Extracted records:
+ + + + + + +

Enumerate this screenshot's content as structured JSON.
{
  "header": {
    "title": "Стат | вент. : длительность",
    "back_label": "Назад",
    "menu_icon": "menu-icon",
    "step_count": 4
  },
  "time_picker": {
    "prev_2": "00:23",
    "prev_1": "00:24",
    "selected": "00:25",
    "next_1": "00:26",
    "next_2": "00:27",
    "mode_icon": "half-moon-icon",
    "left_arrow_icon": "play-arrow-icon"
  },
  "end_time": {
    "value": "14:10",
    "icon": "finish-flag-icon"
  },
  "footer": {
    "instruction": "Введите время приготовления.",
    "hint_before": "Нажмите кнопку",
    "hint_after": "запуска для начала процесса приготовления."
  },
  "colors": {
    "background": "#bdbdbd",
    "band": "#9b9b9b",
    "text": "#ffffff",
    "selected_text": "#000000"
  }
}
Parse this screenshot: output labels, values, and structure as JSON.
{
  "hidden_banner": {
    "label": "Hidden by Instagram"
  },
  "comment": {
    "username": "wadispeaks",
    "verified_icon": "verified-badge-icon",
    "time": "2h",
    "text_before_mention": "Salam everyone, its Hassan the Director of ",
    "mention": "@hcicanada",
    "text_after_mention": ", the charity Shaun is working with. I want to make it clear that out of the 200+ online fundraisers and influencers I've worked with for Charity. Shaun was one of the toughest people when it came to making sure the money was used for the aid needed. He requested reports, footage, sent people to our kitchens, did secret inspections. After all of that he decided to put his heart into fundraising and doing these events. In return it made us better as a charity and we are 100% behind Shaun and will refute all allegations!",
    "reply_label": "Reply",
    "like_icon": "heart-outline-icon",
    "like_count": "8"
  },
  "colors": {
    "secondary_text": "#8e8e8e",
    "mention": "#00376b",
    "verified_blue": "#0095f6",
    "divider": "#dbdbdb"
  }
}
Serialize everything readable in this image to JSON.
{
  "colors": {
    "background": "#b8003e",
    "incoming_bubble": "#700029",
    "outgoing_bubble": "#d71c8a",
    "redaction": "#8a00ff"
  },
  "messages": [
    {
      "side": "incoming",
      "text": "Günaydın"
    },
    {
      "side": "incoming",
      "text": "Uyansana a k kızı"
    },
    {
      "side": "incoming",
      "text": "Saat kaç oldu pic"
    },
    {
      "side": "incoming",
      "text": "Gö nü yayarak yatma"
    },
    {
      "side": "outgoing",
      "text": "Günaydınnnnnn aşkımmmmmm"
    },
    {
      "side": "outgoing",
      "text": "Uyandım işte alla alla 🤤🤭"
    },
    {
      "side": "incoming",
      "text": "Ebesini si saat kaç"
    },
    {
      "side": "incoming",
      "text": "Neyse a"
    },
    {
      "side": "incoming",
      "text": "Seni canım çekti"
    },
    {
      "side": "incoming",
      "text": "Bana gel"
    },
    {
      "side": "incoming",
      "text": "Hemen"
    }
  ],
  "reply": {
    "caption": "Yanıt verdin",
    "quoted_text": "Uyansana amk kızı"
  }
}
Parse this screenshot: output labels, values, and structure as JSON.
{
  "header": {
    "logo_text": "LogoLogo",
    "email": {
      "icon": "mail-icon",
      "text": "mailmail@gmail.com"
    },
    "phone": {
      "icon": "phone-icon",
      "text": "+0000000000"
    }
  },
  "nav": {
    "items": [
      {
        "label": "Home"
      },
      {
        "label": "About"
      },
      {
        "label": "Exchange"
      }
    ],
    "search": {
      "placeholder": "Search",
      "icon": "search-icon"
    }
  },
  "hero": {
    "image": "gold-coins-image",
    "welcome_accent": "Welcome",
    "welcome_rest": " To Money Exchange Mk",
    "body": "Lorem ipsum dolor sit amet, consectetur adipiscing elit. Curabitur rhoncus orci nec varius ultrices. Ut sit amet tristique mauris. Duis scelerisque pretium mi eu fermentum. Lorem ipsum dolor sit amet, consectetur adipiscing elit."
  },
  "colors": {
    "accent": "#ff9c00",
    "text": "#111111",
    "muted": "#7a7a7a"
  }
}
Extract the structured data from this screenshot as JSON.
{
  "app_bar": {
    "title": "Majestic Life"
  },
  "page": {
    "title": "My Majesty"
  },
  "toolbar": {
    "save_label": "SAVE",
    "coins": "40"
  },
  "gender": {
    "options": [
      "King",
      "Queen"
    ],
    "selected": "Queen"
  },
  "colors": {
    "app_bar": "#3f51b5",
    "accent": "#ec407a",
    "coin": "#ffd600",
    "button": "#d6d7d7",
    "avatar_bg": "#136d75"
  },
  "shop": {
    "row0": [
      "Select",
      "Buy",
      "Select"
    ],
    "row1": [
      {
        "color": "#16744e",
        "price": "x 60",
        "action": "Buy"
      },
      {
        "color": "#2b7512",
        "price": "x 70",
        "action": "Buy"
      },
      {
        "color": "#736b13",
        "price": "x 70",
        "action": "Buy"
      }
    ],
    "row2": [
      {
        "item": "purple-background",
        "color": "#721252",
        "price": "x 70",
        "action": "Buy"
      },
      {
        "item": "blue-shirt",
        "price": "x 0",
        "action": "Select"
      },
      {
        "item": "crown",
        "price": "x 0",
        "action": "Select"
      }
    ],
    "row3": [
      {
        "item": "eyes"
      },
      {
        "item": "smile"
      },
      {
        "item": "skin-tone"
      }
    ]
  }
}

+ + + + + + +

→ **Exercise goal**
Spot every line that holds "this" and copy it.

→ **Written response**
Enumerate this screenshot's content as structured JSON.
Parse this screenshot: output labels, values, and structure as JSON.
Serialize everything readable in this image to JSON.
Parse this screenshot: output labels, values, and structure as JSON.
Extract the structured data from this screenshot as JSON.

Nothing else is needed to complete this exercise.